• _Problem to work on_:
Would you please copy each line below that includes the string "Elizabeth"?

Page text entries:
○ ○ ○ ○ ○ ○ ○

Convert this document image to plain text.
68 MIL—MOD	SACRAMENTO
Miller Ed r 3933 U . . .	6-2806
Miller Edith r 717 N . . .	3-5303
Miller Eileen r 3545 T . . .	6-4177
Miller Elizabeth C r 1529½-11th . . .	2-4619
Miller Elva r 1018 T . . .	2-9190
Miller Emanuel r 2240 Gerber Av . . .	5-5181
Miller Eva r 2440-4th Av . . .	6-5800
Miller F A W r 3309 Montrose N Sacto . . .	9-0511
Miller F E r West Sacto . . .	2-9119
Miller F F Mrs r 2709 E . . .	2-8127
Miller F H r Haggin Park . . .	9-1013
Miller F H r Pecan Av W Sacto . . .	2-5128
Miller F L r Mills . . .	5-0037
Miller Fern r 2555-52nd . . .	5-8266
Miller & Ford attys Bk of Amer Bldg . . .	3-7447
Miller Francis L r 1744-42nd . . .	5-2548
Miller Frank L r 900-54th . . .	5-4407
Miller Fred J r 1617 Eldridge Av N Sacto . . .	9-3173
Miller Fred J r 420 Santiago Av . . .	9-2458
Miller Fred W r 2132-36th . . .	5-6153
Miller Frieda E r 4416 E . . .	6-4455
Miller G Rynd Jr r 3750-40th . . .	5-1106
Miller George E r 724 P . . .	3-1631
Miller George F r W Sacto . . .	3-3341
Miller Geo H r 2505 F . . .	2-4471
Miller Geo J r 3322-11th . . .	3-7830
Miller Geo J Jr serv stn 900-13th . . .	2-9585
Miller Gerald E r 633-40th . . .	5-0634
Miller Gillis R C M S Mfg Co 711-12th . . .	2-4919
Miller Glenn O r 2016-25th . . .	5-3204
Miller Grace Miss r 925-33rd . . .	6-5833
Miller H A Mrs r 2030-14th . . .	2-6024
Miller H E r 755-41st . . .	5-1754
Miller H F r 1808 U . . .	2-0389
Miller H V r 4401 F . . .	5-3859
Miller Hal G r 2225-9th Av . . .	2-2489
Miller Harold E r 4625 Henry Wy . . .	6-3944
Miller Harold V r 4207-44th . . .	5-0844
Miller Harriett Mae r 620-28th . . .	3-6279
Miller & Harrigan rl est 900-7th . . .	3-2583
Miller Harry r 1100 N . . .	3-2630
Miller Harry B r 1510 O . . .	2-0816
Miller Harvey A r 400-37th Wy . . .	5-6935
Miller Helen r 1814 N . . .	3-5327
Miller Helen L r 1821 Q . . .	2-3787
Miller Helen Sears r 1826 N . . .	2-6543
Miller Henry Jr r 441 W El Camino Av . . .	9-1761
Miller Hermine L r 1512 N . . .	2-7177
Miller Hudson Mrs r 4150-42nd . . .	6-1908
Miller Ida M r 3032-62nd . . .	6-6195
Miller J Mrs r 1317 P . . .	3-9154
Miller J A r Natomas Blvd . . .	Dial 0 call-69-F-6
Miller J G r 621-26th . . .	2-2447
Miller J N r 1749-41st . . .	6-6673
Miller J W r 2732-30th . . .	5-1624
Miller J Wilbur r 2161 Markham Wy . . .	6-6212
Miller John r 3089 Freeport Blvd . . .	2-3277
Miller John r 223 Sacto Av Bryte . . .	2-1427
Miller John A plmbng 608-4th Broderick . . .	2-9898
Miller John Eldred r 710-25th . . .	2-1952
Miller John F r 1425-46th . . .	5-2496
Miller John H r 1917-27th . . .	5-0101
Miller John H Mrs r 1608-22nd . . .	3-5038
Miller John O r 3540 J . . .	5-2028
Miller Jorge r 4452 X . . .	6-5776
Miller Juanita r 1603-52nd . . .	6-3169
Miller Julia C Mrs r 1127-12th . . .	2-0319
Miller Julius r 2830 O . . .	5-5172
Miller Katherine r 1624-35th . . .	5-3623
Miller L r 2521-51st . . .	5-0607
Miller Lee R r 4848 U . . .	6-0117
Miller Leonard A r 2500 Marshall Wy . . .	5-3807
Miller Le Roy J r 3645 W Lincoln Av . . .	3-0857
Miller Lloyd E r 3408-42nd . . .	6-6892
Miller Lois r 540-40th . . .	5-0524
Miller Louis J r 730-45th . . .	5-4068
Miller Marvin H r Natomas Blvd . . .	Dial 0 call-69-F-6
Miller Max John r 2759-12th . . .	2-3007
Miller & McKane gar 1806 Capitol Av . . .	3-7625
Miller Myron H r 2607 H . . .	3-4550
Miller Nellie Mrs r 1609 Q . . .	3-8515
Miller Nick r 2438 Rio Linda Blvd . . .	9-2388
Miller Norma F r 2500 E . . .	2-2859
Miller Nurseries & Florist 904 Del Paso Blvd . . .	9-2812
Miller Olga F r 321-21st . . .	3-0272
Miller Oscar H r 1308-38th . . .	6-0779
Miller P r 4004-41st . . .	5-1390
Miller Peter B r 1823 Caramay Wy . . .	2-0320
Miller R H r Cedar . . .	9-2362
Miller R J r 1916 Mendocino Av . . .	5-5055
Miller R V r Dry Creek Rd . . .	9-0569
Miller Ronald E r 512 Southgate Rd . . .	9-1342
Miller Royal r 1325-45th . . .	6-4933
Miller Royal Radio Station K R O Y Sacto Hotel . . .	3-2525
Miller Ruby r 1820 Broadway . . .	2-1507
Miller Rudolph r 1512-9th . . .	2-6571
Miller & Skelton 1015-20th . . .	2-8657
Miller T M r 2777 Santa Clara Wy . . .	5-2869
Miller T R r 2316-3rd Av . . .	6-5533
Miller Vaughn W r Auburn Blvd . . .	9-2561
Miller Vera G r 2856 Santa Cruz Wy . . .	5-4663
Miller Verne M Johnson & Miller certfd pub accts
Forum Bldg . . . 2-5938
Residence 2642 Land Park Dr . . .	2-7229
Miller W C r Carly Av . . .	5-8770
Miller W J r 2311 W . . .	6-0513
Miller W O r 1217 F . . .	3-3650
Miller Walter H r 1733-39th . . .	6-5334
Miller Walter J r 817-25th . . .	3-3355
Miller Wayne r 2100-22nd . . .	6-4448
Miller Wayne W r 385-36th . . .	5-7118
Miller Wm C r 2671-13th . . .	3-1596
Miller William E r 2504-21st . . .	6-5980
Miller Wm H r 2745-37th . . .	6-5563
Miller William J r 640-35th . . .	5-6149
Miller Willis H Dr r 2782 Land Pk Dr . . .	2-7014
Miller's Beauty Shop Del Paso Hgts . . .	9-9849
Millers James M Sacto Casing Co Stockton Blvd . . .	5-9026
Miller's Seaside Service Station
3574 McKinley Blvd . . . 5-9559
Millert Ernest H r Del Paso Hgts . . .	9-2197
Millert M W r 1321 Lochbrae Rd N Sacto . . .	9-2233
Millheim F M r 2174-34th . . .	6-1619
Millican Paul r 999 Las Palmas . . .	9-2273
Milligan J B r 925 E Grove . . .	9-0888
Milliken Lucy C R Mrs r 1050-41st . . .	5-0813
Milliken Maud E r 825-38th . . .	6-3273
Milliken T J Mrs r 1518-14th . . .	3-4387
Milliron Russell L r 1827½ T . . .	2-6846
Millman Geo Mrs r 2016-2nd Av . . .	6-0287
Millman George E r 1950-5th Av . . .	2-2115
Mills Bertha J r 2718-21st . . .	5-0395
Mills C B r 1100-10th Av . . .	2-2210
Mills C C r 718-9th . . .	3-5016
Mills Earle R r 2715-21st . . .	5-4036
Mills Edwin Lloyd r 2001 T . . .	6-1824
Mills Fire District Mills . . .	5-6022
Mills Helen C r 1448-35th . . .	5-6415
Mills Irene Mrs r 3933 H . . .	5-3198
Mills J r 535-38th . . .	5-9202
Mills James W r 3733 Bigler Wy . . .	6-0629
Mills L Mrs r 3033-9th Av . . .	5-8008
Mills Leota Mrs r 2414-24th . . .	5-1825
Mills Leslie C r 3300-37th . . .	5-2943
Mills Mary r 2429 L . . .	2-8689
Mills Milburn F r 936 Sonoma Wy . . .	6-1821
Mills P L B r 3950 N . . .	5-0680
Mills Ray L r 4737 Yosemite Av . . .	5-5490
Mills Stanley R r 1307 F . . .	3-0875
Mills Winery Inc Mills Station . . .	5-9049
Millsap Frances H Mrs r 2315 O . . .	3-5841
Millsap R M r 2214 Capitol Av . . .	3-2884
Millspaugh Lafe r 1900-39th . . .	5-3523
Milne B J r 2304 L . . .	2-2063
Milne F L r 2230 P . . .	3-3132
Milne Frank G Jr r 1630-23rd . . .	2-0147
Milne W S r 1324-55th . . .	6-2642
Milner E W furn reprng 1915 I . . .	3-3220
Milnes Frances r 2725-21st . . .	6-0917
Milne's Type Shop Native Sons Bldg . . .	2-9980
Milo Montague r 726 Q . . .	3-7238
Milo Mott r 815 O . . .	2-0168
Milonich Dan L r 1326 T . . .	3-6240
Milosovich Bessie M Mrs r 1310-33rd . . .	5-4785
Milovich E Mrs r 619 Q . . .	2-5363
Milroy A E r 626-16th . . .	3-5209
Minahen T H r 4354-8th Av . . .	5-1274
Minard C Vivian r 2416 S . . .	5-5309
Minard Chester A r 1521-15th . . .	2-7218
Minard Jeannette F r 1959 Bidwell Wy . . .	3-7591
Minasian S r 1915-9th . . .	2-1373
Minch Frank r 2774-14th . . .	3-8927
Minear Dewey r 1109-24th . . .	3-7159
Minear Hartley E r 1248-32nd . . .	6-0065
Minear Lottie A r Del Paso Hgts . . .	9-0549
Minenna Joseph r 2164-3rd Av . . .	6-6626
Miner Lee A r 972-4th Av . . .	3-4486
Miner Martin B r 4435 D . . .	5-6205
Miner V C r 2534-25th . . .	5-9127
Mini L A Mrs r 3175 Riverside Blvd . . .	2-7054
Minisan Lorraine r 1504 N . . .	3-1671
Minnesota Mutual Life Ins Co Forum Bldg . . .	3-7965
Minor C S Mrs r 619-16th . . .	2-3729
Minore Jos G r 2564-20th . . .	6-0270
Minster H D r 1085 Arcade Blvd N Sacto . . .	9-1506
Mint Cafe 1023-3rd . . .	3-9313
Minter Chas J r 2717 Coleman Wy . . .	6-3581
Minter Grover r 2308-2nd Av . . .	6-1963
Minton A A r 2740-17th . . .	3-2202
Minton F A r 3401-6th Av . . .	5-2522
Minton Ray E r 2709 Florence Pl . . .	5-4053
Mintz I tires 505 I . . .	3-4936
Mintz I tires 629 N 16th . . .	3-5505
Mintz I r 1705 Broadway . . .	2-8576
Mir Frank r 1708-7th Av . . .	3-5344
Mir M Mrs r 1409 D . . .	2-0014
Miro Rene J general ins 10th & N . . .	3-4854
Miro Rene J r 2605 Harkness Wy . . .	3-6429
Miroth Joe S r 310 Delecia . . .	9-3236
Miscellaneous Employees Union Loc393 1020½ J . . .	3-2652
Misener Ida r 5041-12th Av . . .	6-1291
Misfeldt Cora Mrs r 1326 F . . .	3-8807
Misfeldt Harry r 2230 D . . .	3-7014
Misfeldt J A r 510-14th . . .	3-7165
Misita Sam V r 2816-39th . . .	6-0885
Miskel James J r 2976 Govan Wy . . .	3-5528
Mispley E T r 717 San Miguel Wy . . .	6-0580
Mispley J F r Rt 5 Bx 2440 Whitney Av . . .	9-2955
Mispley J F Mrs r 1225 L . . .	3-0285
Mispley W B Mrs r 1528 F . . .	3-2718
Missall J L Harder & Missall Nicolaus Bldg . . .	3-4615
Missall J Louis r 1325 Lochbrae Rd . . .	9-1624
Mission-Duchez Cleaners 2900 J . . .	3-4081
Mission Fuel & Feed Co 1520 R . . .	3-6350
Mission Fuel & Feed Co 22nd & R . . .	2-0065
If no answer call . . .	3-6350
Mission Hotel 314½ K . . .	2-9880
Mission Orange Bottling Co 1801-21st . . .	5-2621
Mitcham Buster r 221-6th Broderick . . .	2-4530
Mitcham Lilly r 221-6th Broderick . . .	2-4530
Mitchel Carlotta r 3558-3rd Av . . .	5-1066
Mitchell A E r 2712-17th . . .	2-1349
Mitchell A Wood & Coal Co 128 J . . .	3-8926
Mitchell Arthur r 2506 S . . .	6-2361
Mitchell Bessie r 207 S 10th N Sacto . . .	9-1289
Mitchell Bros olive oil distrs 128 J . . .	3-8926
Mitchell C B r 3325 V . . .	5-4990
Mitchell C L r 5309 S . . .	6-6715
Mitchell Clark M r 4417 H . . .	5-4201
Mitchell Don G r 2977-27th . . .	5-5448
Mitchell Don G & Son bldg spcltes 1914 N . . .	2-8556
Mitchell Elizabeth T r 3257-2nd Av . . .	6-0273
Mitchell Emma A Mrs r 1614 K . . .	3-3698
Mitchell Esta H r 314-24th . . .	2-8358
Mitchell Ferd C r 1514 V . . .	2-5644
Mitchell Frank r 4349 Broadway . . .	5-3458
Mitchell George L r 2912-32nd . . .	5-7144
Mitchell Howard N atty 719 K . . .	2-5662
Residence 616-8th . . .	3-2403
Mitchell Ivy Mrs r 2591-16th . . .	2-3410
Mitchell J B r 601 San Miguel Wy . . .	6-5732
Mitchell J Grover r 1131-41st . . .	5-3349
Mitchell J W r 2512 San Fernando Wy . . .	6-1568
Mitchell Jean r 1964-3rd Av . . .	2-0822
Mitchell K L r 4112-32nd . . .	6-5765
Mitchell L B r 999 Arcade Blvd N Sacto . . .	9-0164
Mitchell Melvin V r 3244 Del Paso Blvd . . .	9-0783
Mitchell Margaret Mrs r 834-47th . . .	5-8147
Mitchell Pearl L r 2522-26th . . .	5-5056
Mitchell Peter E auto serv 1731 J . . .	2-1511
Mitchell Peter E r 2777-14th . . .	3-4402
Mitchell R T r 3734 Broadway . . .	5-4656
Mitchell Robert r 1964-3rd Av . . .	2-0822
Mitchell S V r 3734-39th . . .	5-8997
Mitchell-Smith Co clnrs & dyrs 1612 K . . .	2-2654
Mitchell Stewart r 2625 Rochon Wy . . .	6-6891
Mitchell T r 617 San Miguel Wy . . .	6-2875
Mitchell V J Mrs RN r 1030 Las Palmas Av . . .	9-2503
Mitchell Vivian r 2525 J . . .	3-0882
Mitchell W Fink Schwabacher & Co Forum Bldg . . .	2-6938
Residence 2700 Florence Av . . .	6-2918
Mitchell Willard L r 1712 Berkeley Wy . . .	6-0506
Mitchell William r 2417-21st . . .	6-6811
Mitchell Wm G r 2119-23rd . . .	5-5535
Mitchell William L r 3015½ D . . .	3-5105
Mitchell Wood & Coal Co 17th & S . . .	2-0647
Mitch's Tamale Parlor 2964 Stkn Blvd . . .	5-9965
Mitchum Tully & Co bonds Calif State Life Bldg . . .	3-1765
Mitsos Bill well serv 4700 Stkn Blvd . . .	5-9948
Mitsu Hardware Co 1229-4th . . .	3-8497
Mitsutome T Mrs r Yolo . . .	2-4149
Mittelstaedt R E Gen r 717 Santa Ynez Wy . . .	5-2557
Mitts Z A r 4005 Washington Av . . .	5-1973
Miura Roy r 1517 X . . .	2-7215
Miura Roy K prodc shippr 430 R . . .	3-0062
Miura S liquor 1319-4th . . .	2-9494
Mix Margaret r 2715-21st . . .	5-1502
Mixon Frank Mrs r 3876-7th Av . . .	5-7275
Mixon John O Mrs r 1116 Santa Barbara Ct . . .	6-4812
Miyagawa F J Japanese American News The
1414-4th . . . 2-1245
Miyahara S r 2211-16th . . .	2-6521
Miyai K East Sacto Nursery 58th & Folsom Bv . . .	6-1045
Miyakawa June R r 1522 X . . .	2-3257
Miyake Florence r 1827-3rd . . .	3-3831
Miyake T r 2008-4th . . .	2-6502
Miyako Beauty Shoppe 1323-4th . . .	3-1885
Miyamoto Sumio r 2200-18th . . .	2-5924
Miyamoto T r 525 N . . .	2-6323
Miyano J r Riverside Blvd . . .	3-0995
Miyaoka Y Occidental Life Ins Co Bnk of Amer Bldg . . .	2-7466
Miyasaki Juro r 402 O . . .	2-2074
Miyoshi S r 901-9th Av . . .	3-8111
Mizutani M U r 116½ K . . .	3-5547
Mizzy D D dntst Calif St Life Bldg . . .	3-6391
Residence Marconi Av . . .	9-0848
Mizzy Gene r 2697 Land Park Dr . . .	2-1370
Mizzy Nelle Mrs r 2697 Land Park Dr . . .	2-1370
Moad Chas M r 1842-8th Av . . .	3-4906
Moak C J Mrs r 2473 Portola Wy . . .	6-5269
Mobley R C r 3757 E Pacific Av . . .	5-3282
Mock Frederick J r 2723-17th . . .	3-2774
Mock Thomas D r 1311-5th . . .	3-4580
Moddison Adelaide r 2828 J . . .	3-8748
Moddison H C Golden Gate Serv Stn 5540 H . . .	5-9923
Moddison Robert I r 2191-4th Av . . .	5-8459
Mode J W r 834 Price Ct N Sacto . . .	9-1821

○ ○ ○ ○ ○ ○ ○

• _Worked solution_:
Miller Elizabeth C r 1529½-11th . . .	2-4619
Mitchell Elizabeth T r 3257-2nd Av . . .	6-0273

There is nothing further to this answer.